▽
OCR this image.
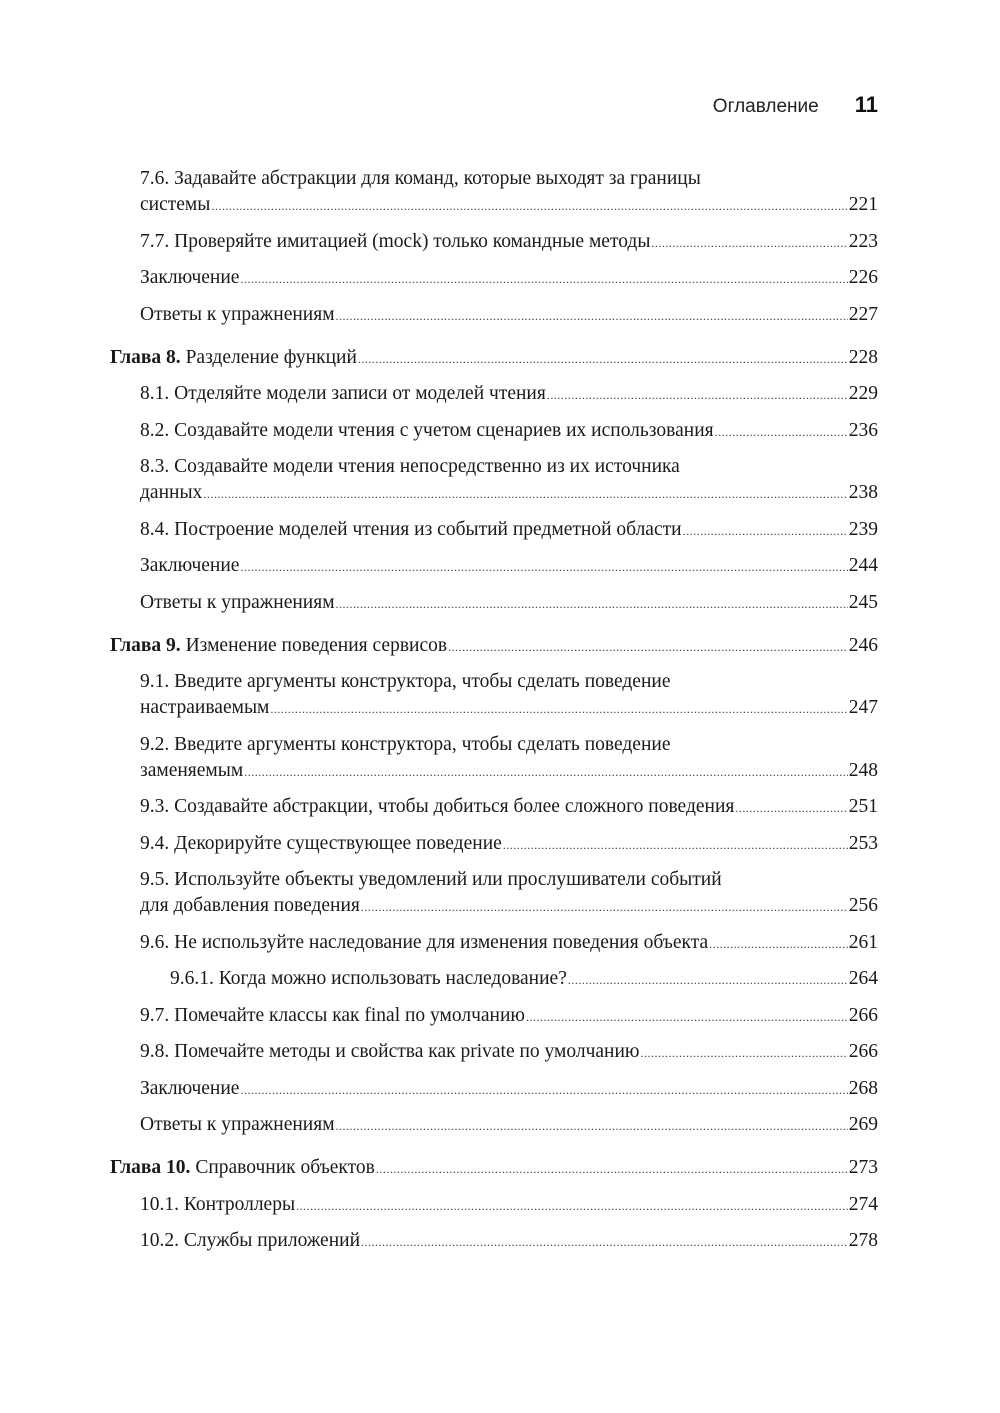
Оглавление 11
7.6. Задавайте абстракции для команд, которые выходят за границы
системы .....	221
7.7. Проверяйте имитацией (mock) только командные методы .....	223
Заключение .....	226
Ответы к упражнениям .....	227
Глава 8. Разделение функций .....	228
8.1. Отделяйте модели записи от моделей чтения .....	229
8.2. Создавайте модели чтения с учетом сценариев их использования .....	236
8.3. Создавайте модели чтения непосредственно из их источника
данных .....	238
8.4. Построение моделей чтения из событий предметной области .....	239
Заключение .....	244
Ответы к упражнениям .....	245
Глава 9. Изменение поведения сервисов .....	246
9.1. Введите аргументы конструктора, чтобы сделать поведение
настраиваемым .....	247
9.2. Введите аргументы конструктора, чтобы сделать поведение
заменяемым .....	248
9.3. Создавайте абстракции, чтобы добиться более сложного поведения .....	251
9.4. Декорируйте существующее поведение .....	253
9.5. Используйте объекты уведомлений или прослушиватели событий
для добавления поведения .....	256
9.6. Не используйте наследование для изменения поведения объекта .....	261
9.6.1. Когда можно использовать наследование? .....	264
9.7. Помечайте классы как final по умолчанию .....	266
9.8. Помечайте методы и свойства как private по умолчанию .....	266
Заключение .....	268
Ответы к упражнениям .....	269
Глава 10. Справочник объектов .....	273
10.1. Контроллеры .....	274
10.2. Службы приложений .....	278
△
> What to produce
From the data above, show each line that contains "поведение".

> Full answer
9.1. Введите аргументы конструктора, чтобы сделать поведение
9.2. Введите аргументы конструктора, чтобы сделать поведение
9.4. Декорируйте существующее поведение .....	253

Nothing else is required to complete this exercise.